- Listing
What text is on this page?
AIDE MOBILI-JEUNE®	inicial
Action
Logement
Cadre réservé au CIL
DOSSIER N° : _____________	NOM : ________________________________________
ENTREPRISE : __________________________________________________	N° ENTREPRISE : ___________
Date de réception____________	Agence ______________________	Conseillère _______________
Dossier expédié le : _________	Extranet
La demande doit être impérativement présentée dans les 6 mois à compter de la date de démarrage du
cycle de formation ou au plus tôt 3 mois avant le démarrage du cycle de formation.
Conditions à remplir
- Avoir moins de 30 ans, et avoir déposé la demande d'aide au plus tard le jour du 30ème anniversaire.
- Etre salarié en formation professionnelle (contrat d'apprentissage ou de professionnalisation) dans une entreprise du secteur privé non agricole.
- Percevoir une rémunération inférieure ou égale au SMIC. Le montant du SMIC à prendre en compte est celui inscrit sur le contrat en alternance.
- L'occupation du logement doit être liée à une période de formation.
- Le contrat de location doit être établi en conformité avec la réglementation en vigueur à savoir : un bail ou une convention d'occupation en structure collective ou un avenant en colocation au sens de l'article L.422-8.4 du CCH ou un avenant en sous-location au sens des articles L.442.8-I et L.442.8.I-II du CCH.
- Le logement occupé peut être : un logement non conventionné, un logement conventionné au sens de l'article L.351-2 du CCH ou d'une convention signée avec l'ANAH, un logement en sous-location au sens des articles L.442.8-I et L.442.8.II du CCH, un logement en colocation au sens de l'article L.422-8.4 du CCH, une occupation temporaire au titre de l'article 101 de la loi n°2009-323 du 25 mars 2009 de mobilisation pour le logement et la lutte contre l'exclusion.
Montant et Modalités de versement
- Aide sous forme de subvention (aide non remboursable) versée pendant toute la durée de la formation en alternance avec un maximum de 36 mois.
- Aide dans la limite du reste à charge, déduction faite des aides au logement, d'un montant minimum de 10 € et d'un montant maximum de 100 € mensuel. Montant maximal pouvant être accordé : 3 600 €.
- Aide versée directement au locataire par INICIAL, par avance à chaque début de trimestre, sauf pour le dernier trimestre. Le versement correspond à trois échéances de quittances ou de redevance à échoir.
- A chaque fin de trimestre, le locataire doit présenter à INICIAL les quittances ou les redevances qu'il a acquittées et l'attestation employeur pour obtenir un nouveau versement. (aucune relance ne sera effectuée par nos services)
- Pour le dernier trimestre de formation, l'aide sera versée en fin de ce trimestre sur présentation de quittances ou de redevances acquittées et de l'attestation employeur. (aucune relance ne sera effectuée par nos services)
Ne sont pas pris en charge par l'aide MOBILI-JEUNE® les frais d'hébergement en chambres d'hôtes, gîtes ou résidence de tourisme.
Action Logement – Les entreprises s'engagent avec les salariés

- Instruction
Show every line in the entries where the string "plus" occurs.

- Solution for this task
cycle de formation ou au plus tôt 3 mois avant le démarrage du cycle de formation.
- Avoir moins de 30 ans, et avoir déposé la demande d'aide au plus tard le jour du 30ème anniversaire.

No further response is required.